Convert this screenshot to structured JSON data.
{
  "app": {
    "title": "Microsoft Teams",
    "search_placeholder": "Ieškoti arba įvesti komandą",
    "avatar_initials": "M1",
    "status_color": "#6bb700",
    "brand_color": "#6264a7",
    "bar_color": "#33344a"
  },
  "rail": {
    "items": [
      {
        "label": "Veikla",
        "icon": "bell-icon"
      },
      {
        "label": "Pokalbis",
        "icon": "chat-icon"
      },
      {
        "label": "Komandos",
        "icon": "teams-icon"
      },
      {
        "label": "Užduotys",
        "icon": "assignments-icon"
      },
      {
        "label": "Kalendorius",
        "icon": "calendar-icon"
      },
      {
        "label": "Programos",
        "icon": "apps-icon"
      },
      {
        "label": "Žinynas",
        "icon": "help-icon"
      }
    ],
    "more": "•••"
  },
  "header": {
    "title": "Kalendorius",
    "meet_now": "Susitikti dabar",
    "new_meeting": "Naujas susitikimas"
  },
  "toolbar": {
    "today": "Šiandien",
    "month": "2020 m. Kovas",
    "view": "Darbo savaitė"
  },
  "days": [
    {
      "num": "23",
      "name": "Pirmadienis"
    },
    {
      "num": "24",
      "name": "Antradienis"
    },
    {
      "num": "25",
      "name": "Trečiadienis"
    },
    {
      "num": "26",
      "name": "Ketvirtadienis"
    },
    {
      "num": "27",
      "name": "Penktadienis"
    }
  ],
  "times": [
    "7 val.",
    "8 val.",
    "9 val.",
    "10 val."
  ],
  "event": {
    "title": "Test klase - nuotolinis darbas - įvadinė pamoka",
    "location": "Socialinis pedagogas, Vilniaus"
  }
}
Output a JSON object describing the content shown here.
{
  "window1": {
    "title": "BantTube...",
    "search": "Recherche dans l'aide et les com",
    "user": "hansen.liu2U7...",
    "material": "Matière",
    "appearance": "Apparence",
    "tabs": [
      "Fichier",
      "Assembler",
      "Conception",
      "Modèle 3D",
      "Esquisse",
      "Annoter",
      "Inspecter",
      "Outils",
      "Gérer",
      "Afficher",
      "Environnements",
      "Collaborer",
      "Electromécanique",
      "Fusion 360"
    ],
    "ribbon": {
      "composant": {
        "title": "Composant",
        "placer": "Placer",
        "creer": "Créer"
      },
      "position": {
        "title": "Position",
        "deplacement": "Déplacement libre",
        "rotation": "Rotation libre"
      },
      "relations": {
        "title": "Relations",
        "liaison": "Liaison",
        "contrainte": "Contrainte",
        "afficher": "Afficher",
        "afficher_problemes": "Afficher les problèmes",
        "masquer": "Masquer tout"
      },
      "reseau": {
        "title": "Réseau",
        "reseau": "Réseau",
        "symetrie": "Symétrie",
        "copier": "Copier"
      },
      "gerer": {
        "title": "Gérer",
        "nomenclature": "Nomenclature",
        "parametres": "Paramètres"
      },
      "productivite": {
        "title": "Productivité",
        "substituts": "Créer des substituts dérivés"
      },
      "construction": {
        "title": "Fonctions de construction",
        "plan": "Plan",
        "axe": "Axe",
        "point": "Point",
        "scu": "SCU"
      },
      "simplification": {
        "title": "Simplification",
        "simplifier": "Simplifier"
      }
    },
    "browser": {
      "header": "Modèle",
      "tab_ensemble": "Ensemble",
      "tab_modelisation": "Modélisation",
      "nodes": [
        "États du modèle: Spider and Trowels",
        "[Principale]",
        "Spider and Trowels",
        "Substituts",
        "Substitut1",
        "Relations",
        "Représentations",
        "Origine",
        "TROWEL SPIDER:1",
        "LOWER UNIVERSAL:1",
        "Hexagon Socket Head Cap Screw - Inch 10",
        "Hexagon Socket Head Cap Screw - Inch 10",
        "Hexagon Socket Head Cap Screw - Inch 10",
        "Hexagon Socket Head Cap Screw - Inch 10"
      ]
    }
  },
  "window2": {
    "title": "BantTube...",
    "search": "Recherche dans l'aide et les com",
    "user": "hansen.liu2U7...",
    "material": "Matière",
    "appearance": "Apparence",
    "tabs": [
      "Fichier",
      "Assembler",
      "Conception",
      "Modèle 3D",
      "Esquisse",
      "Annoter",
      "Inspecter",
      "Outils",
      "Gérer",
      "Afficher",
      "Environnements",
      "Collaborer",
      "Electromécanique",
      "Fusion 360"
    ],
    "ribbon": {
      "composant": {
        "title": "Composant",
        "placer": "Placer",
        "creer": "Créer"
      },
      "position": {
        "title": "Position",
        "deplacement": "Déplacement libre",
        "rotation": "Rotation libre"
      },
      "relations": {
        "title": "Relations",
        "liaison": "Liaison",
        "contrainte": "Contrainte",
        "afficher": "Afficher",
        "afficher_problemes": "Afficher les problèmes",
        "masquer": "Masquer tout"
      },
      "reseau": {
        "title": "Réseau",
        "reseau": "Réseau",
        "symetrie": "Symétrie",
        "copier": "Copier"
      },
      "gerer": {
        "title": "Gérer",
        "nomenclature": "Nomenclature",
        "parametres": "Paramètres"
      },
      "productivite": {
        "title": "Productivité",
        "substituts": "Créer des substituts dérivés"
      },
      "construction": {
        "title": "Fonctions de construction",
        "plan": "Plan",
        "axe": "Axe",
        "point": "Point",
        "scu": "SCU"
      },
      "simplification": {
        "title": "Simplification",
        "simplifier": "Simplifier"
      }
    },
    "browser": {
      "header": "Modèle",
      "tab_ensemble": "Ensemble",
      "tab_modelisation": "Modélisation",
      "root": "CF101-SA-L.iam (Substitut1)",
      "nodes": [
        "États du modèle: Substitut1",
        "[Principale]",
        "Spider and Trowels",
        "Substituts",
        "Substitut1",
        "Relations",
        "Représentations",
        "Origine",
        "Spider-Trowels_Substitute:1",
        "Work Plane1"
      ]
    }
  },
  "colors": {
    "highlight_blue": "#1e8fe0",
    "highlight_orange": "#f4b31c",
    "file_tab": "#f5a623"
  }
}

:::

Locate the string "JSON" in the listing above and copy every line where it occurs.

Convert this screenshot to structured JSON data.
Output a JSON object describing the content shown here.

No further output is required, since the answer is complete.